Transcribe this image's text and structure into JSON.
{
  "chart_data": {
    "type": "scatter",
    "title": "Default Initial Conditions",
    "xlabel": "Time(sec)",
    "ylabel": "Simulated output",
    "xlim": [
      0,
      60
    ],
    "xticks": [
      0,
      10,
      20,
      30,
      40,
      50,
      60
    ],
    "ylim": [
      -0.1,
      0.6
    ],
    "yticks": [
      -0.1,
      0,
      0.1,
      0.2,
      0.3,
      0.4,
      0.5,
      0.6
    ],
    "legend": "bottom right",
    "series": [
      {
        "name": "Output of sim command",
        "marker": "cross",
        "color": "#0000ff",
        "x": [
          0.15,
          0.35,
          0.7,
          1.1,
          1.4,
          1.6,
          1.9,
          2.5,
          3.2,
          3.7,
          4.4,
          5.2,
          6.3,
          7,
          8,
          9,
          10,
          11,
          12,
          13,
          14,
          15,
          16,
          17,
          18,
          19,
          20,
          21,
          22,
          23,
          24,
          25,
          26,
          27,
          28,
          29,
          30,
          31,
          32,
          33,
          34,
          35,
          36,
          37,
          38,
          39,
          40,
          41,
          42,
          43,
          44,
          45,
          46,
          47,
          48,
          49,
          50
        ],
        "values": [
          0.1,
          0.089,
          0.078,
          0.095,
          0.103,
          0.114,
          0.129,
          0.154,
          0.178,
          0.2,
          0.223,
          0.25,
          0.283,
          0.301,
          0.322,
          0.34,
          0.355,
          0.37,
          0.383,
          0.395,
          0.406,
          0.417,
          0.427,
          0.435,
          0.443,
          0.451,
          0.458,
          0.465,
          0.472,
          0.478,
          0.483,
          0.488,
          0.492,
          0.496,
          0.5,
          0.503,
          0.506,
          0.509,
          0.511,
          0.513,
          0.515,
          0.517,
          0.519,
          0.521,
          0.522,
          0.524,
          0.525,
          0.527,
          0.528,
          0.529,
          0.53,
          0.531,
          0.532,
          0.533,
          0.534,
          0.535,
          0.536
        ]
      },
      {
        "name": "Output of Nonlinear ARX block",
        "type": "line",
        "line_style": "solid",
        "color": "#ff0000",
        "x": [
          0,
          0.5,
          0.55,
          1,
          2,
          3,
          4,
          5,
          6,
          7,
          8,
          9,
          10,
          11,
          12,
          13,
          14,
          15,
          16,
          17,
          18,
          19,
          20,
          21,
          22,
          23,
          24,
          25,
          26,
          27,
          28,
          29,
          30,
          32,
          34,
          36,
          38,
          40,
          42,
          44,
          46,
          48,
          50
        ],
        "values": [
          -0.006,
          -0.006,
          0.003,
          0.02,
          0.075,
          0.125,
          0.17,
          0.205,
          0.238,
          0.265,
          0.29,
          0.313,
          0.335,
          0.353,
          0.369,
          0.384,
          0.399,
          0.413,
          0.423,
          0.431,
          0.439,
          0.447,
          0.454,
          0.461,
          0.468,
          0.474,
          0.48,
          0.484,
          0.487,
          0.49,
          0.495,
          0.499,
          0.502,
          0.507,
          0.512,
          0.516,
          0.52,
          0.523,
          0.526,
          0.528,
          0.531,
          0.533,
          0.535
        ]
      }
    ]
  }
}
-------------------------
▸ GIVEN TASK
Each entry above is to be set down again in exactly the same words.

▸ ANSWER TO THE PROBLEM
Transcribe this image's text and structure into JSON.
{
  "chart_data": {
    "type": "scatter",
    "title": "Default Initial Conditions",
    "xlabel": "Time(sec)",
    "ylabel": "Simulated output",
    "xlim": [
      0,
      60
    ],
    "xticks": [
      0,
      10,
      20,
      30,
      40,
      50,
      60
    ],
    "ylim": [
      -0.1,
      0.6
    ],
    "yticks": [
      -0.1,
      0,
      0.1,
      0.2,
      0.3,
      0.4,
      0.5,
      0.6
    ],
    "legend": "bottom right",
    "series": [
      {
        "name": "Output of sim command",
        "marker": "cross",
        "color": "#0000ff",
        "x": [
          0.15,
          0.35,
          0.7,
          1.1,
          1.4,
          1.6,
          1.9,
          2.5,
          3.2,
          3.7,
          4.4,
          5.2,
          6.3,
          7,
          8,
          9,
          10,
          11,
          12,
          13,
          14,
          15,
          16,
          17,
          18,
          19,
          20,
          21,
          22,
          23,
          24,
          25,
          26,
          27,
          28,
          29,
          30,
          31,
          32,
          33,
          34,
          35,
          36,
          37,
          38,
          39,
          40,
          41,
          42,
          43,
          44,
          45,
          46,
          47,
          48,
          49,
          50
        ],
        "values": [
          0.1,
          0.089,
          0.078,
          0.095,
          0.103,
          0.114,
          0.129,
          0.154,
          0.178,
          0.2,
          0.223,
          0.25,
          0.283,
          0.301,
          0.322,
          0.34,
          0.355,
          0.37,
          0.383,
          0.395,
          0.406,
          0.417,
          0.427,
          0.435,
          0.443,
          0.451,
          0.458,
          0.465,
          0.472,
          0.478,
          0.483,
          0.488,
          0.492,
          0.496,
          0.5,
          0.503,
          0.506,
          0.509,
          0.511,
          0.513,
          0.515,
          0.517,
          0.519,
          0.521,
          0.522,
          0.524,
          0.525,
          0.527,
          0.528,
          0.529,
          0.53,
          0.531,
          0.532,
          0.533,
          0.534,
          0.535,
          0.536
        ]
      },
      {
        "name": "Output of Nonlinear ARX block",
        "type": "line",
        "line_style": "solid",
        "color": "#ff0000",
        "x": [
          0,
          0.5,
          0.55,
          1,
          2,
          3,
          4,
          5,
          6,
          7,
          8,
          9,
          10,
          11,
          12,
          13,
          14,
          15,
          16,
          17,
          18,
          19,
          20,
          21,
          22,
          23,
          24,
          25,
          26,
          27,
          28,
          29,
          30,
          32,
          34,
          36,
          38,
          40,
          42,
          44,
          46,
          48,
          50
        ],
        "values": [
          -0.006,
          -0.006,
          0.003,
          0.02,
          0.075,
          0.125,
          0.17,
          0.205,
          0.238,
          0.265,
          0.29,
          0.313,
          0.335,
          0.353,
          0.369,
          0.384,
          0.399,
          0.413,
          0.423,
          0.431,
          0.439,
          0.447,
          0.454,
          0.461,
          0.468,
          0.474,
          0.48,
          0.484,
          0.487,
          0.49,
          0.495,
          0.499,
          0.502,
          0.507,
          0.512,
          0.516,
          0.52,
          0.523,
          0.526,
          0.528,
          0.531,
          0.533,
          0.535
        ]
      }
    ]
  }
}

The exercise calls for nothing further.